_EXERCISE PROMPT_
Each line in the entries below that holds the string "JSON" is to be listed.

_LISTING_
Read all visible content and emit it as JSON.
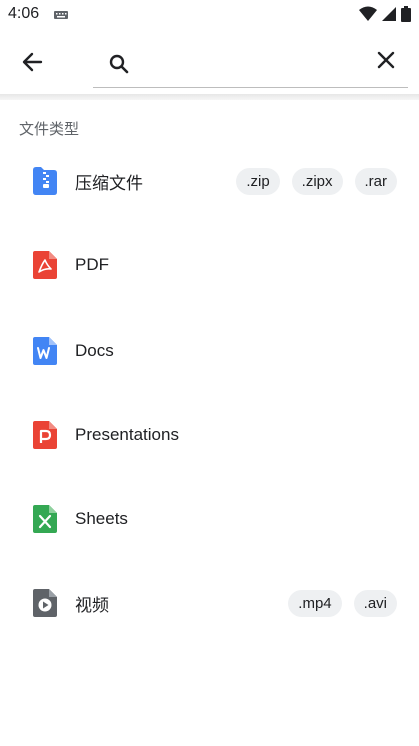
{
  "status_bar": {
    "time": "4:06"
  },
  "search": {
    "placeholder": ""
  },
  "section": {
    "title": "文件类型"
  },
  "types": [
    {
      "label": "压缩文件",
      "icon": "zip-icon",
      "chips": [
        ".zip",
        ".zipx",
        ".rar"
      ]
    },
    {
      "label": "PDF",
      "icon": "pdf-icon",
      "chips": []
    },
    {
      "label": "Docs",
      "icon": "docs-icon",
      "chips": []
    },
    {
      "label": "Presentations",
      "icon": "slides-icon",
      "chips": []
    },
    {
      "label": "Sheets",
      "icon": "sheets-icon",
      "chips": []
    },
    {
      "label": "视频",
      "icon": "video-icon",
      "chips": [
        ".mp4",
        ".avi"
      ]
    }
  ],
  "colors": {
    "zip": "#4285f4",
    "pdf": "#ea4335",
    "docs": "#4285f4",
    "slides": "#ea4335",
    "sheets": "#34a853",
    "video": "#5f6368"
  }
}
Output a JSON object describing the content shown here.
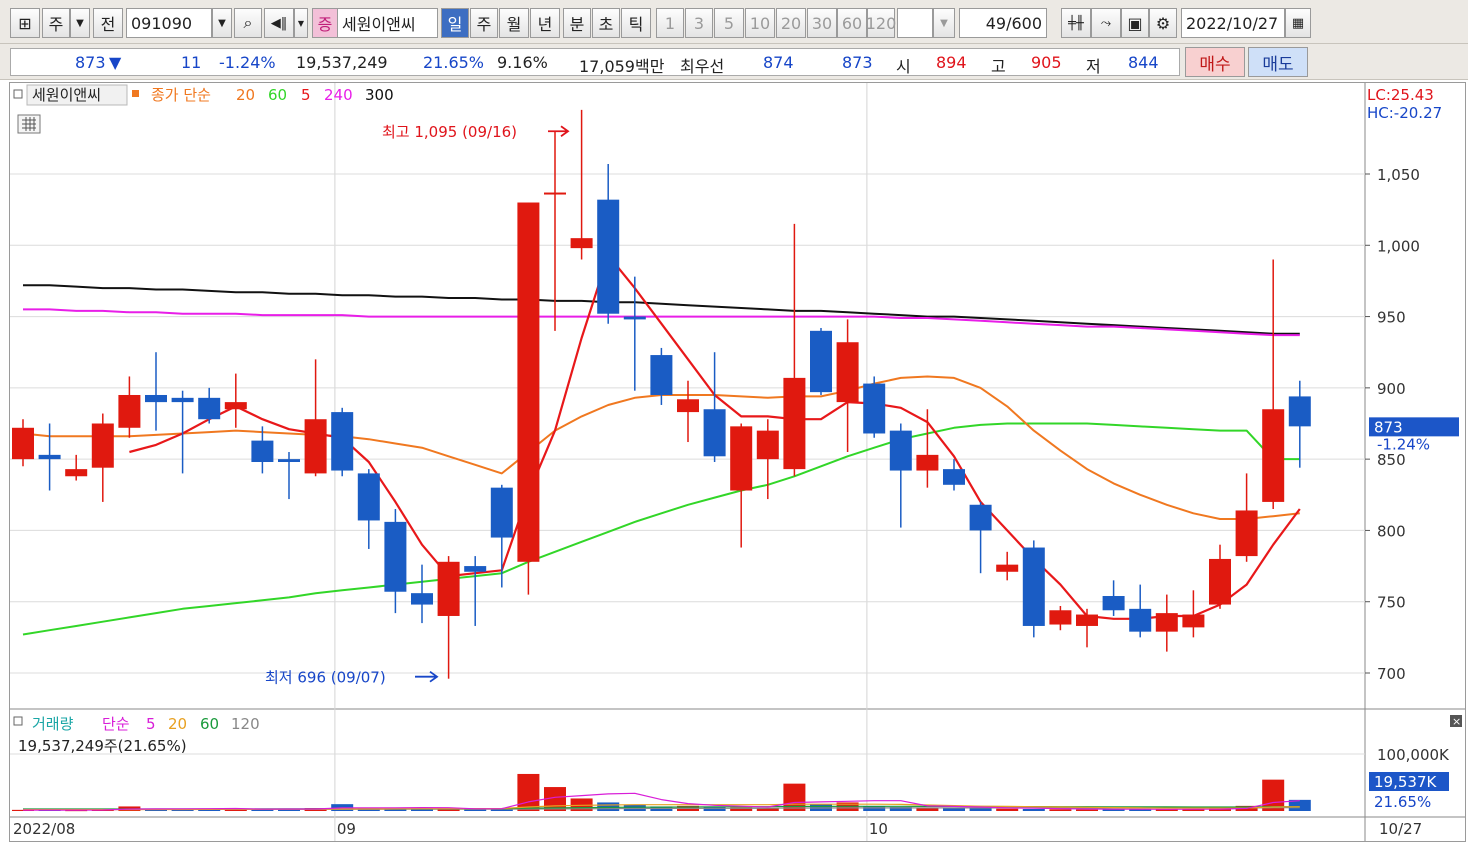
{
  "toolbar": {
    "mode_btn": "주",
    "prev_btn": "전",
    "stock_code": "091090",
    "stock_badge": "증",
    "stock_name": "세원이앤씨",
    "periods": [
      "일",
      "주",
      "월",
      "년",
      "분",
      "초",
      "틱"
    ],
    "active_period": "일",
    "intervals": [
      "1",
      "3",
      "5",
      "10",
      "20",
      "30",
      "60",
      "120"
    ],
    "count": "49",
    "count_max": "/600",
    "date": "2022/10/27"
  },
  "quote": {
    "price": "873",
    "change_arrow": "▼",
    "change": "11",
    "change_pct": "-1.24%",
    "volume": "19,537,249",
    "volume_ratio": "21.65%",
    "turnover": "9.16%",
    "amount": "17,059백만",
    "best_label": "최우선",
    "best_ask": "874",
    "best_bid": "873",
    "open_label": "시",
    "open": "894",
    "high_label": "고",
    "high": "905",
    "low_label": "저",
    "low": "844",
    "buy_label": "매수",
    "sell_label": "매도"
  },
  "colors": {
    "up": "#e0190f",
    "down": "#1a5cc4",
    "ma5": "#e8181a",
    "ma20": "#f07820",
    "ma60": "#32d628",
    "ma240": "#e81ee8",
    "ma300": "#111111"
  },
  "chart_data": [
    {
      "type": "candlestick",
      "title": "세원이앤씨",
      "legend": {
        "price_label": "종가 단순",
        "ma_labels": [
          "20",
          "60",
          "5",
          "240",
          "300"
        ],
        "ma_colors": [
          "#f07820",
          "#32d628",
          "#e8181a",
          "#e81ee8",
          "#111111"
        ]
      },
      "lc_label": "LC:25.43",
      "hc_label": "HC:-20.27",
      "current_price_label": "873",
      "current_change_label": "-1.24%",
      "high_annotation": "최고 1,095 (09/16)",
      "low_annotation": "최저 696 (09/07)",
      "y_ticks": [
        700,
        750,
        800,
        850,
        900,
        950,
        1000,
        1050
      ],
      "y_tick_labels": [
        "700",
        "750",
        "800",
        "850",
        "900",
        "950",
        "1,000",
        "1,050"
      ],
      "ylim": [
        660,
        1110
      ],
      "x_labels": [
        {
          "idx": 0,
          "label": "2022/08"
        },
        {
          "idx": 12,
          "label": "09"
        },
        {
          "idx": 32,
          "label": "10"
        },
        {
          "idx": 48,
          "label": "10/27"
        }
      ],
      "candles": [
        {
          "o": 850,
          "h": 878,
          "l": 845,
          "c": 872
        },
        {
          "o": 853,
          "h": 875,
          "l": 828,
          "c": 850
        },
        {
          "o": 838,
          "h": 853,
          "l": 835,
          "c": 843
        },
        {
          "o": 844,
          "h": 882,
          "l": 820,
          "c": 875
        },
        {
          "o": 872,
          "h": 908,
          "l": 865,
          "c": 895
        },
        {
          "o": 895,
          "h": 925,
          "l": 870,
          "c": 890
        },
        {
          "o": 893,
          "h": 898,
          "l": 840,
          "c": 890
        },
        {
          "o": 893,
          "h": 900,
          "l": 875,
          "c": 878
        },
        {
          "o": 885,
          "h": 910,
          "l": 872,
          "c": 890
        },
        {
          "o": 863,
          "h": 873,
          "l": 840,
          "c": 848
        },
        {
          "o": 850,
          "h": 855,
          "l": 822,
          "c": 848
        },
        {
          "o": 840,
          "h": 920,
          "l": 838,
          "c": 878
        },
        {
          "o": 883,
          "h": 886,
          "l": 838,
          "c": 842
        },
        {
          "o": 840,
          "h": 843,
          "l": 787,
          "c": 807
        },
        {
          "o": 806,
          "h": 815,
          "l": 742,
          "c": 757
        },
        {
          "o": 756,
          "h": 776,
          "l": 735,
          "c": 748
        },
        {
          "o": 740,
          "h": 782,
          "l": 696,
          "c": 778
        },
        {
          "o": 775,
          "h": 782,
          "l": 733,
          "c": 771
        },
        {
          "o": 830,
          "h": 832,
          "l": 760,
          "c": 795
        },
        {
          "o": 778,
          "h": 1030,
          "l": 755,
          "c": 1030
        },
        {
          "o": 1037,
          "h": 1080,
          "l": 940,
          "c": 1037
        },
        {
          "o": 998,
          "h": 1095,
          "l": 990,
          "c": 1005
        },
        {
          "o": 1032,
          "h": 1057,
          "l": 945,
          "c": 952
        },
        {
          "o": 950,
          "h": 978,
          "l": 898,
          "c": 948
        },
        {
          "o": 923,
          "h": 928,
          "l": 888,
          "c": 895
        },
        {
          "o": 883,
          "h": 905,
          "l": 862,
          "c": 892
        },
        {
          "o": 885,
          "h": 925,
          "l": 848,
          "c": 852
        },
        {
          "o": 828,
          "h": 875,
          "l": 788,
          "c": 873
        },
        {
          "o": 850,
          "h": 878,
          "l": 822,
          "c": 870
        },
        {
          "o": 843,
          "h": 1015,
          "l": 838,
          "c": 907
        },
        {
          "o": 940,
          "h": 942,
          "l": 895,
          "c": 897
        },
        {
          "o": 890,
          "h": 948,
          "l": 855,
          "c": 932
        },
        {
          "o": 903,
          "h": 908,
          "l": 865,
          "c": 868
        },
        {
          "o": 870,
          "h": 875,
          "l": 802,
          "c": 842
        },
        {
          "o": 842,
          "h": 885,
          "l": 830,
          "c": 853
        },
        {
          "o": 843,
          "h": 850,
          "l": 828,
          "c": 832
        },
        {
          "o": 818,
          "h": 820,
          "l": 770,
          "c": 800
        },
        {
          "o": 771,
          "h": 785,
          "l": 765,
          "c": 776
        },
        {
          "o": 788,
          "h": 793,
          "l": 725,
          "c": 733
        },
        {
          "o": 734,
          "h": 747,
          "l": 730,
          "c": 744
        },
        {
          "o": 733,
          "h": 745,
          "l": 718,
          "c": 741
        },
        {
          "o": 754,
          "h": 765,
          "l": 740,
          "c": 744
        },
        {
          "o": 745,
          "h": 762,
          "l": 725,
          "c": 729
        },
        {
          "o": 729,
          "h": 755,
          "l": 715,
          "c": 742
        },
        {
          "o": 732,
          "h": 758,
          "l": 725,
          "c": 741
        },
        {
          "o": 748,
          "h": 790,
          "l": 745,
          "c": 780
        },
        {
          "o": 782,
          "h": 840,
          "l": 778,
          "c": 814
        },
        {
          "o": 820,
          "h": 990,
          "l": 815,
          "c": 885
        },
        {
          "o": 894,
          "h": 905,
          "l": 844,
          "c": 873
        }
      ],
      "ma5": [
        null,
        null,
        null,
        null,
        855,
        860,
        868,
        878,
        887,
        878,
        871,
        868,
        865,
        848,
        820,
        790,
        768,
        770,
        772,
        826,
        870,
        935,
        993,
        970,
        945,
        920,
        895,
        880,
        880,
        878,
        878,
        890,
        889,
        886,
        876,
        852,
        820,
        800,
        780,
        762,
        740,
        738,
        738,
        740,
        740,
        748,
        762,
        790,
        815
      ],
      "ma20": [
        868,
        866,
        866,
        866,
        866,
        867,
        868,
        869,
        870,
        869,
        868,
        867,
        866,
        864,
        861,
        858,
        852,
        846,
        840,
        855,
        870,
        880,
        888,
        893,
        895,
        895,
        895,
        894,
        893,
        894,
        894,
        898,
        903,
        907,
        908,
        907,
        900,
        887,
        870,
        856,
        843,
        833,
        825,
        818,
        812,
        808,
        808,
        810,
        812
      ],
      "ma60": [
        727,
        730,
        733,
        736,
        739,
        742,
        745,
        747,
        749,
        751,
        753,
        756,
        758,
        760,
        762,
        764,
        766,
        768,
        770,
        778,
        785,
        792,
        799,
        806,
        812,
        818,
        823,
        828,
        832,
        838,
        845,
        852,
        858,
        864,
        868,
        872,
        874,
        875,
        875,
        875,
        875,
        874,
        873,
        872,
        871,
        870,
        870,
        850,
        850
      ],
      "ma240": [
        955,
        955,
        954,
        954,
        953,
        953,
        952,
        952,
        952,
        951,
        951,
        951,
        951,
        950,
        950,
        950,
        950,
        950,
        950,
        950,
        950,
        950,
        950,
        950,
        950,
        950,
        950,
        950,
        950,
        950,
        950,
        950,
        950,
        949,
        949,
        948,
        947,
        946,
        945,
        944,
        943,
        943,
        942,
        941,
        940,
        939,
        938,
        937,
        937
      ],
      "ma300": [
        972,
        972,
        971,
        970,
        970,
        969,
        969,
        968,
        967,
        967,
        966,
        966,
        965,
        965,
        964,
        964,
        963,
        963,
        962,
        962,
        961,
        961,
        960,
        960,
        959,
        958,
        957,
        956,
        955,
        954,
        954,
        953,
        952,
        951,
        950,
        950,
        949,
        948,
        947,
        946,
        945,
        944,
        943,
        942,
        941,
        940,
        939,
        938,
        938
      ]
    },
    {
      "type": "bar",
      "title": "거래량",
      "legend": {
        "price_label": "단순",
        "ma_labels": [
          "5",
          "20",
          "60",
          "120"
        ],
        "ma_colors": [
          "#d81ed8",
          "#e8a020",
          "#1a9a3c",
          "#888888"
        ]
      },
      "info": "19,537,249주(21.65%)",
      "y_tick_label": "100,000K",
      "current_volume_label": "19,537K",
      "current_ratio_label": "21.65%",
      "ylim": [
        0,
        120000
      ],
      "volume_k": [
        2000,
        2000,
        1500,
        3000,
        8000,
        4000,
        3000,
        2500,
        4000,
        3500,
        2500,
        5000,
        12000,
        5000,
        4000,
        3500,
        4500,
        2500,
        5000,
        65000,
        42000,
        22000,
        15000,
        11000,
        8000,
        9000,
        7000,
        6000,
        5000,
        48000,
        12000,
        15000,
        8000,
        7000,
        5000,
        5000,
        4500,
        4000,
        3500,
        3000,
        2500,
        3000,
        3500,
        3000,
        3500,
        4000,
        9000,
        55000,
        19537
      ],
      "ma5": [
        1500,
        1500,
        1500,
        1800,
        3300,
        3700,
        3900,
        4000,
        4300,
        3400,
        3500,
        3500,
        5500,
        5600,
        5700,
        6000,
        5800,
        3800,
        4000,
        16000,
        24000,
        27000,
        30000,
        31000,
        20000,
        13000,
        10000,
        8500,
        7000,
        15000,
        16000,
        17000,
        18000,
        18000,
        9000,
        8000,
        7000,
        5500,
        5000,
        4000,
        3500,
        3200,
        3100,
        3000,
        3100,
        3400,
        4600,
        15000,
        18000
      ],
      "ma20": [
        2500,
        2500,
        2500,
        2500,
        2500,
        2600,
        2700,
        2800,
        2900,
        3000,
        3100,
        3200,
        3500,
        3700,
        3900,
        4000,
        4100,
        4200,
        4300,
        7000,
        9000,
        10000,
        10500,
        11000,
        11000,
        11000,
        11000,
        11000,
        11000,
        12000,
        12000,
        12000,
        12000,
        11500,
        10500,
        9500,
        8500,
        8000,
        7500,
        7000,
        6500,
        6000,
        5500,
        5000,
        5000,
        5000,
        5200,
        7000,
        7500
      ],
      "ma60": [
        3500,
        3500,
        3500,
        3500,
        3500,
        3500,
        3500,
        3500,
        3500,
        3600,
        3600,
        3600,
        3700,
        3700,
        3800,
        3800,
        3900,
        3900,
        4000,
        5000,
        5500,
        6000,
        6300,
        6600,
        6900,
        7100,
        7300,
        7400,
        7500,
        8000,
        8100,
        8200,
        8200,
        8200,
        8100,
        8000,
        7900,
        7800,
        7700,
        7600,
        7500,
        7400,
        7300,
        7200,
        7100,
        7000,
        7000,
        7500,
        7600
      ],
      "ma120": [
        3000,
        3000,
        3000,
        3000,
        3000,
        3000,
        3000,
        3000,
        3000,
        3000,
        3000,
        3000,
        3000,
        3000,
        3100,
        3100,
        3100,
        3100,
        3100,
        3500,
        3700,
        3900,
        4100,
        4300,
        4500,
        4600,
        4700,
        4800,
        4900,
        5200,
        5300,
        5400,
        5500,
        5500,
        5500,
        5500,
        5500,
        5500,
        5500,
        5500,
        5500,
        5500,
        5500,
        5500,
        5500,
        5500,
        5500,
        5800,
        5900
      ]
    }
  ]
}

_REPLY TO THE EXERCISE_
Read all visible content and emit it as JSON.
Output a JSON object describing the content shown here.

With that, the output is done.